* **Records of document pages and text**

-*-

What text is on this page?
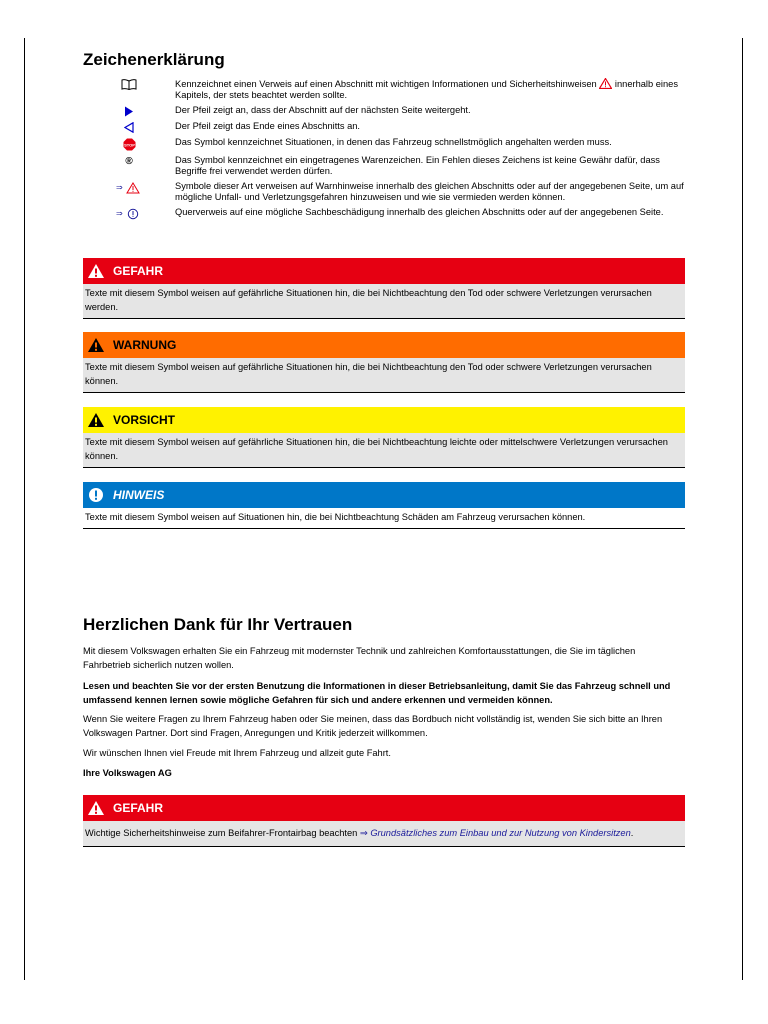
Zeichenerklärung
Kennzeichnet einen Verweis auf einen Abschnitt mit wichtigen Informationen und Sicherheitshinweisen innerhalb eines Kapitels, der stets beachtet werden sollte.
Der Pfeil zeigt an, dass der Abschnitt auf der nächsten Seite weitergeht.
Der Pfeil zeigt das Ende eines Abschnitts an.
STOP	Das Symbol kennzeichnet Situationen, in denen das Fahrzeug schnellstmöglich angehalten werden muss.
®	Das Symbol kennzeichnet ein eingetragenes Warenzeichen. Ein Fehlen dieses Zeichens ist keine Gewähr dafür, dass Begriffe frei verwendet werden dürfen.
⇒	Symbole dieser Art verweisen auf Warnhinweise innerhalb des gleichen Abschnitts oder auf der angegebenen Seite, um auf mögliche Unfall- und Verletzungsgefahren hinzuweisen und wie sie vermieden werden können.
⇒	Querverweis auf eine mögliche Sachbeschädigung innerhalb des gleichen Abschnitts oder auf der angegebenen Seite.
GEFAHR
Texte mit diesem Symbol weisen auf gefährliche Situationen hin, die bei Nichtbeachtung den Tod oder schwere Verletzungen verursachen werden.
WARNUNG
Texte mit diesem Symbol weisen auf gefährliche Situationen hin, die bei Nichtbeachtung den Tod oder schwere Verletzungen verursachen können.
VORSICHT
Texte mit diesem Symbol weisen auf gefährliche Situationen hin, die bei Nichtbeachtung leichte oder mittelschwere Verletzungen verursachen können.
HINWEIS
Texte mit diesem Symbol weisen auf Situationen hin, die bei Nichtbeachtung Schäden am Fahrzeug verursachen können.
Herzlichen Dank für Ihr Vertrauen

Mit diesem Volkswagen erhalten Sie ein Fahrzeug mit modernster Technik und zahlreichen Komfortausstattungen, die Sie im täglichen Fahrbetrieb sicherlich nutzen wollen.

Lesen und beachten Sie vor der ersten Benutzung die Informationen in dieser Betriebsanleitung, damit Sie das Fahrzeug schnell und umfassend kennen lernen sowie mögliche Gefahren für sich und andere erkennen und vermeiden können.

Wenn Sie weitere Fragen zu Ihrem Fahrzeug haben oder Sie meinen, dass das Bordbuch nicht vollständig ist, wenden Sie sich bitte an Ihren Volkswagen Partner. Dort sind Fragen, Anregungen und Kritik jederzeit willkommen.

Wir wünschen Ihnen viel Freude mit Ihrem Fahrzeug und allzeit gute Fahrt.

Ihre Volkswagen AG

GEFAHR
Wichtige Sicherheitshinweise zum Beifahrer-Frontairbag beachten ⇒ Grundsätzliches zum Einbau und zur Nutzung von Kindersitzen.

-*-

* **Work instructions**
Where the string "zeigt" turns up in a line of the data above, copy that whole line.

* **Response below**
Der Pfeil zeigt an, dass der Abschnitt auf der nächsten Seite weitergeht.
Der Pfeil zeigt das Ende eines Abschnitts an.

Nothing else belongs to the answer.